» **Short task**: Each entry below must be repeated exactly, with pictures left out.

Data excerpts:
• • • • • • •

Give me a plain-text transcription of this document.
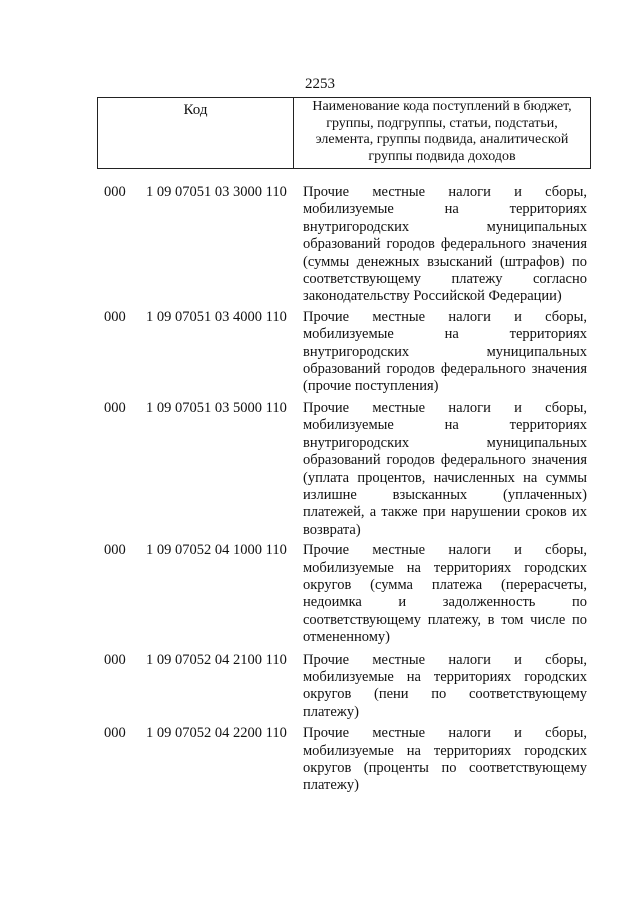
2253
Код	Наименование кода поступлений в бюджет, группы, подгруппы, статьи, подстатьи, элемента, группы подвида, аналитической группы подвида доходов
000 1 09 07051 03 3000 110 Прочие местные налоги и сборы, мобилизуемые на территориях внутригородских муниципальных образований городов федерального значения (суммы денежных взысканий (штрафов) по соответствующему платежу согласно законодательству Российской Федерации)
000 1 09 07051 03 4000 110 Прочие местные налоги и сборы, мобилизуемые на территориях внутригородских муниципальных образований городов федерального значения (прочие поступления)
000 1 09 07051 03 5000 110 Прочие местные налоги и сборы, мобилизуемые на территориях внутригородских муниципальных образований городов федерального значения (уплата процентов, начисленных на суммы излишне взысканных (уплаченных) платежей, а также при нарушении сроков их возврата)
000 1 09 07052 04 1000 110 Прочие местные налоги и сборы, мобилизуемые на территориях городских округов (сумма платежа (перерасчеты, недоимка и задолженность по соответствующему платежу, в том числе по отмененному)
000 1 09 07052 04 2100 110 Прочие местные налоги и сборы, мобилизуемые на территориях городских округов (пени по соответствующему платежу)
000 1 09 07052 04 2200 110 Прочие местные налоги и сборы, мобилизуемые на территориях городских округов (проценты по соответствующему платежу)
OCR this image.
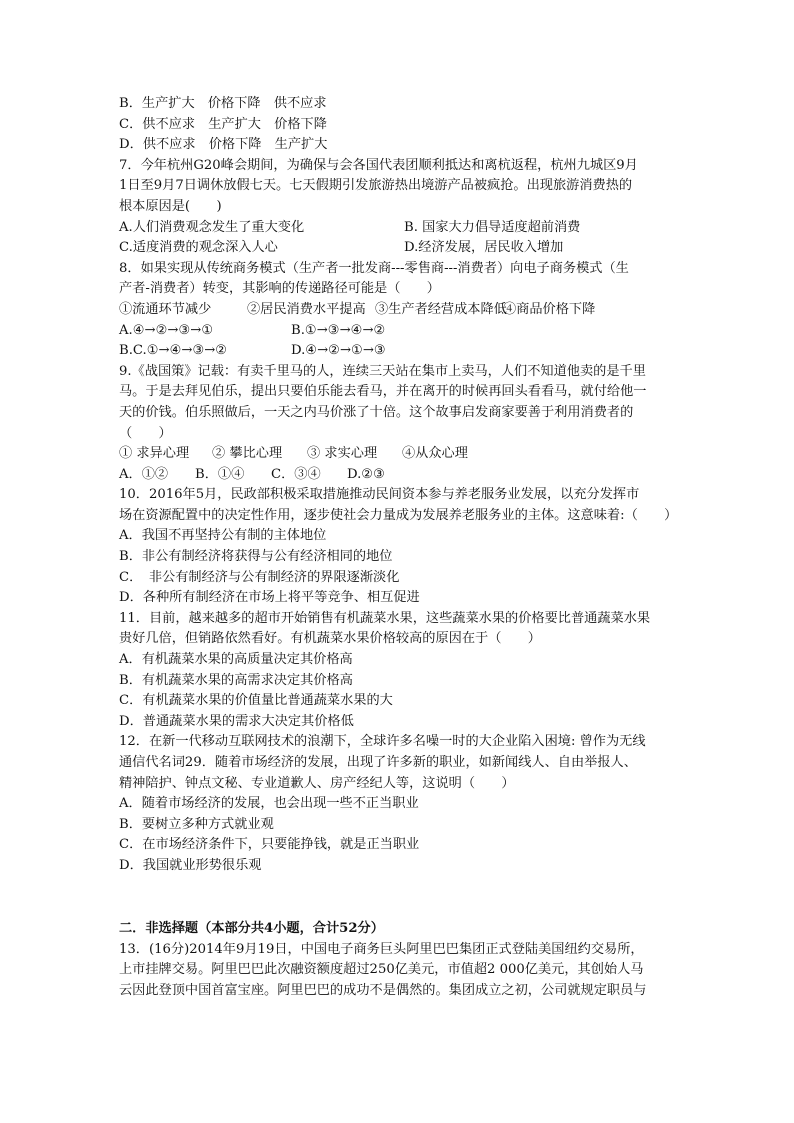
B．生产扩大　价格下降　供不应求
C．供不应求　生产扩大　价格下降
D．供不应求　价格下降　生产扩大
7．今年杭州G20峰会期间，为确保与会各国代表团顺利抵达和离杭返程，杭州九城区9月
1日至9月7日调休放假七天。七天假期引发旅游热出境游产品被疯抢。出现旅游消费热的
根本原因是(　　)
A.人们消费观念发生了重大变化	B. 国家大力倡导适度超前消费
C.适度消费的观念深入人心	D.经济发展，居民收入增加
8．如果实现从传统商务模式（生产者一批发商---零售商---消费者）向电子商务模式（生
产者-消费者）转变，其影响的传递路径可能是（　　）
①流通环节减少	②居民消费水平提高 ③生产者经营成本降低④商品价格下降
A.④→②→③→①	B.①→③→④→②
B.C.①→④→③→②	D.④→②→①→③
9.《战国策》记载：有卖千里马的人，连续三天站在集市上卖马，人们不知道他卖的是千里
马。于是去拜见伯乐，提出只要伯乐能去看马，并在离开的时候再回头看看马，就付给他一
天的价钱。伯乐照做后，一天之内马价涨了十倍。这个故事启发商家要善于利用消费者的
（　　）
① 求异心理 ② 攀比心理 ③ 求实心理 ④从众心理
A．①② B．①④ C．③④ D.②③
10．2016年5月，民政部积极采取措施推动民间资本参与养老服务业发展，以充分发挥市
场在资源配置中的决定性作用，逐步使社会力量成为发展养老服务业的主体。这意味着:（　　）
A．我国不再坚持公有制的主体地位
B．非公有制经济将获得与公有经济相同的地位
C．　非公有制经济与公有制经济的界限逐渐淡化
D．各种所有制经济在市场上将平等竞争、相互促进
11．目前，越来越多的超市开始销售有机蔬菜水果，这些蔬菜水果的价格要比普通蔬菜水果
贵好几倍，但销路依然看好。有机蔬菜水果价格较高的原因在于（　　）
A．有机蔬菜水果的高质量决定其价格高
B．有机蔬菜水果的高需求决定其价格高
C．有机蔬菜水果的价值量比普通蔬菜水果的大
D．普通蔬菜水果的需求大决定其价格低
12．在新一代移动互联网技术的浪潮下，全球许多名噪一时的大企业陷入困境: 曾作为无线
通信代名词29．随着市场经济的发展，出现了许多新的职业，如新闻线人、自由举报人、
精神陪护、钟点文秘、专业道歉人、房产经纪人等，这说明（　　）
A．随着市场经济的发展，也会出现一些不正当职业
B．要树立多种方式就业观
C．在市场经济条件下，只要能挣钱，就是正当职业
D．我国就业形势很乐观
二．非选择题（本部分共4小题，合计52分）
13．(16分)2014年9月19日，中国电子商务巨头阿里巴巴集团正式登陆美国纽约交易所，
上市挂牌交易。阿里巴巴此次融资额度超过250亿美元，市值超2 000亿美元，其创始人马
云因此登顶中国首富宝座。阿里巴巴的成功不是偶然的。集团成立之初，公司就规定职员与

• • • • • • •

» **Answer to this problem**:
Give me a plain-text transcription of this document.
2253
Код	Наименование кода поступлений в бюджет, группы, подгруппы, статьи, подстатьи, элемента, группы подвида, аналитической группы подвида доходов
000 1 09 07051 03 3000 110 Прочие местные налоги и сборы, мобилизуемые на территориях внутригородских муниципальных образований городов федерального значения (суммы денежных взысканий (штрафов) по соответствующему платежу согласно законодательству Российской Федерации)
000 1 09 07051 03 4000 110 Прочие местные налоги и сборы, мобилизуемые на территориях внутригородских муниципальных образований городов федерального значения (прочие поступления)
000 1 09 07051 03 5000 110 Прочие местные налоги и сборы, мобилизуемые на территориях внутригородских муниципальных образований городов федерального значения (уплата процентов, начисленных на суммы излишне взысканных (уплаченных) платежей, а также при нарушении сроков их возврата)
000 1 09 07052 04 1000 110 Прочие местные налоги и сборы, мобилизуемые на территориях городских округов (сумма платежа (перерасчеты, недоимка и задолженность по соответствующему платежу, в том числе по отмененному)
000 1 09 07052 04 2100 110 Прочие местные налоги и сборы, мобилизуемые на территориях городских округов (пени по соответствующему платежу)
000 1 09 07052 04 2200 110 Прочие местные налоги и сборы, мобилизуемые на территориях городских округов (проценты по соответствующему платежу)
OCR this image.
B．生产扩大　价格下降　供不应求
C．供不应求　生产扩大　价格下降
D．供不应求　价格下降　生产扩大
7．今年杭州G20峰会期间，为确保与会各国代表团顺利抵达和离杭返程，杭州九城区9月
1日至9月7日调休放假七天。七天假期引发旅游热出境游产品被疯抢。出现旅游消费热的
根本原因是(　　)
A.人们消费观念发生了重大变化	B. 国家大力倡导适度超前消费
C.适度消费的观念深入人心	D.经济发展，居民收入增加
8．如果实现从传统商务模式（生产者一批发商---零售商---消费者）向电子商务模式（生
产者-消费者）转变，其影响的传递路径可能是（　　）
①流通环节减少	②居民消费水平提高 ③生产者经营成本降低④商品价格下降
A.④→②→③→①	B.①→③→④→②
B.C.①→④→③→②	D.④→②→①→③
9.《战国策》记载：有卖千里马的人，连续三天站在集市上卖马，人们不知道他卖的是千里
马。于是去拜见伯乐，提出只要伯乐能去看马，并在离开的时候再回头看看马，就付给他一
天的价钱。伯乐照做后，一天之内马价涨了十倍。这个故事启发商家要善于利用消费者的
（　　）
① 求异心理 ② 攀比心理 ③ 求实心理 ④从众心理
A．①② B．①④ C．③④ D.②③
10．2016年5月，民政部积极采取措施推动民间资本参与养老服务业发展，以充分发挥市
场在资源配置中的决定性作用，逐步使社会力量成为发展养老服务业的主体。这意味着:（　　）
A．我国不再坚持公有制的主体地位
B．非公有制经济将获得与公有经济相同的地位
C．　非公有制经济与公有制经济的界限逐渐淡化
D．各种所有制经济在市场上将平等竞争、相互促进
11．目前，越来越多的超市开始销售有机蔬菜水果，这些蔬菜水果的价格要比普通蔬菜水果
贵好几倍，但销路依然看好。有机蔬菜水果价格较高的原因在于（　　）
A．有机蔬菜水果的高质量决定其价格高
B．有机蔬菜水果的高需求决定其价格高
C．有机蔬菜水果的价值量比普通蔬菜水果的大
D．普通蔬菜水果的需求大决定其价格低
12．在新一代移动互联网技术的浪潮下，全球许多名噪一时的大企业陷入困境: 曾作为无线
通信代名词29．随着市场经济的发展，出现了许多新的职业，如新闻线人、自由举报人、
精神陪护、钟点文秘、专业道歉人、房产经纪人等，这说明（　　）
A．随着市场经济的发展，也会出现一些不正当职业
B．要树立多种方式就业观
C．在市场经济条件下，只要能挣钱，就是正当职业
D．我国就业形势很乐观
二．非选择题（本部分共4小题，合计52分）
13．(16分)2014年9月19日，中国电子商务巨头阿里巴巴集团正式登陆美国纽约交易所，
上市挂牌交易。阿里巴巴此次融资额度超过250亿美元，市值超2 000亿美元，其创始人马
云因此登顶中国首富宝座。阿里巴巴的成功不是偶然的。集团成立之初，公司就规定职员与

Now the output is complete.